_Task to complete_
Below is a set of records. Repeat all of them exactly.

(Stored entries)

----------------------------------------

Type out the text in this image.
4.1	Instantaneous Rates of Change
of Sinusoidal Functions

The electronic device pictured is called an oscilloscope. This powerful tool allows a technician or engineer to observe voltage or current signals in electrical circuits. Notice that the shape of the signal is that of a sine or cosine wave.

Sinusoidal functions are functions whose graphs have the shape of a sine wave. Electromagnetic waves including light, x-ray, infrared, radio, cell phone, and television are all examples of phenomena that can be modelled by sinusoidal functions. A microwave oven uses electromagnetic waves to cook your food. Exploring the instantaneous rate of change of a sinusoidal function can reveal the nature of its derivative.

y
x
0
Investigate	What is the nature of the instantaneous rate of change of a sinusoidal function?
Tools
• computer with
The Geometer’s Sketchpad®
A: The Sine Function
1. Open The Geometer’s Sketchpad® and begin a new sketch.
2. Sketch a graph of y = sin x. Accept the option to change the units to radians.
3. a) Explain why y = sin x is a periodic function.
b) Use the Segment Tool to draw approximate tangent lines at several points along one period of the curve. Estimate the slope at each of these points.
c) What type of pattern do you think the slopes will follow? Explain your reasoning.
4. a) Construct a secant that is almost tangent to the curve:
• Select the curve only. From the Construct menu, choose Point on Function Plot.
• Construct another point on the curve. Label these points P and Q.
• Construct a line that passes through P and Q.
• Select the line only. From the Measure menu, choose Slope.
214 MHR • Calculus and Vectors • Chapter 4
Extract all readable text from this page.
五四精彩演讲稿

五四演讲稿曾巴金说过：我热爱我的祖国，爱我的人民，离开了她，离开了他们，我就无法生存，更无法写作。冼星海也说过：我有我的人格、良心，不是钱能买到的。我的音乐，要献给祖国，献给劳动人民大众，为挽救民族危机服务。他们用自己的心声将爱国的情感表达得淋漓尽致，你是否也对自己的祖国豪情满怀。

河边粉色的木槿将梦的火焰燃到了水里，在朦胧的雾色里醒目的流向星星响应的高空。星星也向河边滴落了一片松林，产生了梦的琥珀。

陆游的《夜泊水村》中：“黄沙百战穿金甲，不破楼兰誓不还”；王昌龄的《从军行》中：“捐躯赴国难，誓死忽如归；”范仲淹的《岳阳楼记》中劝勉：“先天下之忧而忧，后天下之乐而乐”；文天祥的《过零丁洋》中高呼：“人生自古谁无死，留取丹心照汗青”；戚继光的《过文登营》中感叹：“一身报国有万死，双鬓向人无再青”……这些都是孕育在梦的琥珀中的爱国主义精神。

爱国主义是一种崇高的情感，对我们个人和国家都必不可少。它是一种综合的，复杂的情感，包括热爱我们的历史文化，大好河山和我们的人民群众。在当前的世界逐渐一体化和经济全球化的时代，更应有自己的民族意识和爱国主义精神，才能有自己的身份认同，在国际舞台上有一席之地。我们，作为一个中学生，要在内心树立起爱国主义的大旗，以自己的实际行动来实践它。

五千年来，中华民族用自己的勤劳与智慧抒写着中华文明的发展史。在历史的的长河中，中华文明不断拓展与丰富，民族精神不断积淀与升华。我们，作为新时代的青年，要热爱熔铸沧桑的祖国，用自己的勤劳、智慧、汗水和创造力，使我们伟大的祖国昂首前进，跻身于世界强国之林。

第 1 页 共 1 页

----------------------------------------

_Result_
Type out the text in this image.
4.1	Instantaneous Rates of Change
of Sinusoidal Functions

The electronic device pictured is called an oscilloscope. This powerful tool allows a technician or engineer to observe voltage or current signals in electrical circuits. Notice that the shape of the signal is that of a sine or cosine wave.

Sinusoidal functions are functions whose graphs have the shape of a sine wave. Electromagnetic waves including light, x-ray, infrared, radio, cell phone, and television are all examples of phenomena that can be modelled by sinusoidal functions. A microwave oven uses electromagnetic waves to cook your food. Exploring the instantaneous rate of change of a sinusoidal function can reveal the nature of its derivative.

y
x
0
Investigate	What is the nature of the instantaneous rate of change of a sinusoidal function?
Tools
• computer with
The Geometer’s Sketchpad®
A: The Sine Function
1. Open The Geometer’s Sketchpad® and begin a new sketch.
2. Sketch a graph of y = sin x. Accept the option to change the units to radians.
3. a) Explain why y = sin x is a periodic function.
b) Use the Segment Tool to draw approximate tangent lines at several points along one period of the curve. Estimate the slope at each of these points.
c) What type of pattern do you think the slopes will follow? Explain your reasoning.
4. a) Construct a secant that is almost tangent to the curve:
• Select the curve only. From the Construct menu, choose Point on Function Plot.
• Construct another point on the curve. Label these points P and Q.
• Construct a line that passes through P and Q.
• Select the line only. From the Measure menu, choose Slope.
214 MHR • Calculus and Vectors • Chapter 4
Extract all readable text from this page.
五四精彩演讲稿

五四演讲稿曾巴金说过：我热爱我的祖国，爱我的人民，离开了她，离开了他们，我就无法生存，更无法写作。冼星海也说过：我有我的人格、良心，不是钱能买到的。我的音乐，要献给祖国，献给劳动人民大众，为挽救民族危机服务。他们用自己的心声将爱国的情感表达得淋漓尽致，你是否也对自己的祖国豪情满怀。

河边粉色的木槿将梦的火焰燃到了水里，在朦胧的雾色里醒目的流向星星响应的高空。星星也向河边滴落了一片松林，产生了梦的琥珀。

陆游的《夜泊水村》中：“黄沙百战穿金甲，不破楼兰誓不还”；王昌龄的《从军行》中：“捐躯赴国难，誓死忽如归；”范仲淹的《岳阳楼记》中劝勉：“先天下之忧而忧，后天下之乐而乐”；文天祥的《过零丁洋》中高呼：“人生自古谁无死，留取丹心照汗青”；戚继光的《过文登营》中感叹：“一身报国有万死，双鬓向人无再青”……这些都是孕育在梦的琥珀中的爱国主义精神。

爱国主义是一种崇高的情感，对我们个人和国家都必不可少。它是一种综合的，复杂的情感，包括热爱我们的历史文化，大好河山和我们的人民群众。在当前的世界逐渐一体化和经济全球化的时代，更应有自己的民族意识和爱国主义精神，才能有自己的身份认同，在国际舞台上有一席之地。我们，作为一个中学生，要在内心树立起爱国主义的大旗，以自己的实际行动来实践它。

五千年来，中华民族用自己的勤劳与智慧抒写着中华文明的发展史。在历史的的长河中，中华文明不断拓展与丰富，民族精神不断积淀与升华。我们，作为新时代的青年，要热爱熔铸沧桑的祖国，用自己的勤劳、智慧、汗水和创造力，使我们伟大的祖国昂首前进，跻身于世界强国之林。

第 1 页 共 1 页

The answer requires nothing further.